THE EXERCISE: Each line of the material below that holds the word "nрайонный" needs to be copied.

[Dataset rows about figures]
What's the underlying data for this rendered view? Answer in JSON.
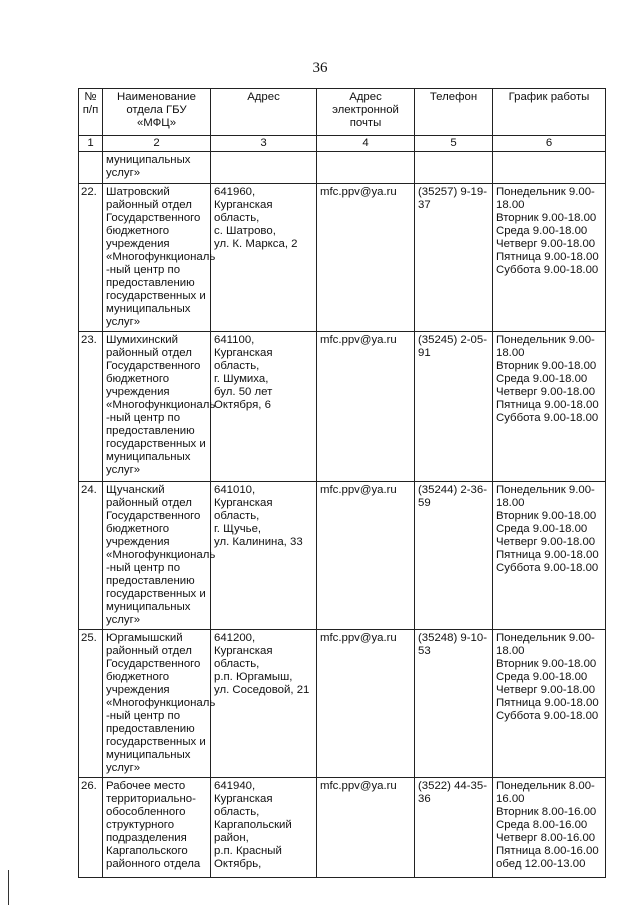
{
  "page_number": "36",
  "headers": [
    "№ п/п",
    "Наименование отдела ГБУ «МФЦ»",
    "Адрес",
    "Адрес электронной почты",
    "Телефон",
    "График работы"
  ],
  "column_numbers": [
    "1",
    "2",
    "3",
    "4",
    "5",
    "6"
  ],
  "continuation": {
    "name": "муниципальных\nуслуг»"
  },
  "rows": [
    {
      "num": "22.",
      "name": "Шатровский\nрайонный отдел\nГосударственного\nбюджетного\nучреждения\n«Многофункциональ\n-ный центр по\nпредоставлению\nгосударственных и\nмуниципальных\nуслуг»",
      "address": "641960,\nКурганская\nобласть,\nс. Шатрово,\nул. К. Маркса, 2",
      "email": "mfc.ppv@ya.ru",
      "phone": "(35257) 9-19-\n37",
      "schedule": "Понедельник 9.00-\n18.00\nВторник 9.00-18.00\nСреда 9.00-18.00\nЧетверг 9.00-18.00\nПятница 9.00-18.00\nСуббота 9.00-18.00"
    },
    {
      "num": "23.",
      "name": "Шумихинский\nрайонный отдел\nГосударственного\nбюджетного\nучреждения\n«Многофункциональ\n-ный центр по\nпредоставлению\nгосударственных и\nмуниципальных\nуслуг»",
      "address": "641100,\nКурганская\nобласть,\nг. Шумиха,\nбул. 50 лет\nОктября, 6",
      "email": "mfc.ppv@ya.ru",
      "phone": "(35245) 2-05-\n91",
      "schedule": "Понедельник 9.00-\n18.00\nВторник 9.00-18.00\nСреда 9.00-18.00\nЧетверг 9.00-18.00\nПятница 9.00-18.00\nСуббота 9.00-18.00"
    },
    {
      "num": "24.",
      "name": "Щучанский\n районный отдел\nГосударственного\nбюджетного\nучреждения\n«Многофункциональ\n-ный центр по\nпредоставлению\nгосударственных и\nмуниципальных\nуслуг»",
      "address": "641010,\nКурганская\nобласть,\nг. Щучье,\nул. Калинина, 33",
      "email": "mfc.ppv@ya.ru",
      "phone": "(35244) 2-36-\n59",
      "schedule": "Понедельник 9.00-\n18.00\nВторник 9.00-18.00\nСреда 9.00-18.00\nЧетверг 9.00-18.00\nПятница 9.00-18.00\nСуббота 9.00-18.00"
    },
    {
      "num": "25.",
      "name": "Юргамышский\n районный отдел\nГосударственного\nбюджетного\nучреждения\n«Многофункциональ\n-ный центр по\nпредоставлению\nгосударственных и\nмуниципальных\nуслуг»",
      "address": "641200,\nКурганская\nобласть,\nр.п. Юргамыш,\nул. Соседовой, 21",
      "email": "mfc.ppv@ya.ru",
      "phone": "(35248) 9-10-\n53",
      "schedule": "Понедельник 9.00-\n18.00\nВторник 9.00-18.00\nСреда 9.00-18.00\nЧетверг 9.00-18.00\nПятница 9.00-18.00\nСуббота 9.00-18.00"
    },
    {
      "num": "26.",
      "name": "Рабочее место\nтерриториально-\nобособленного\nструктурного\nподразделения\nКаргапольского\nрайонного отдела",
      "address": "641940,\nКурганская\nобласть,\nКаргапольский\nрайон,\nр.п. Красный\nОктябрь,",
      "email": "mfc.ppv@ya.ru",
      "phone": "(3522) 44-35-\n36",
      "schedule": "Понедельник 8.00-\n16.00\nВторник 8.00-16.00\nСреда 8.00-16.00\nЧетверг 8.00-16.00\nПятница 8.00-16.00\nобед 12.00-13.00"
    }
  ]
}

RESPONSE TO THE EXERCISE:
      "name": "Шатровский\nрайонный отдел\nГосударственного\nбюджетного\nучреждения\n«Многофункциональ\n-ный центр по\nпредоставлению\nгосударственных и\nмуниципальных\nуслуг»",
      "name": "Шумихинский\nрайонный отдел\nГосударственного\nбюджетного\nучреждения\n«Многофункциональ\n-ный центр по\nпредоставлению\nгосударственных и\nмуниципальных\nуслуг»",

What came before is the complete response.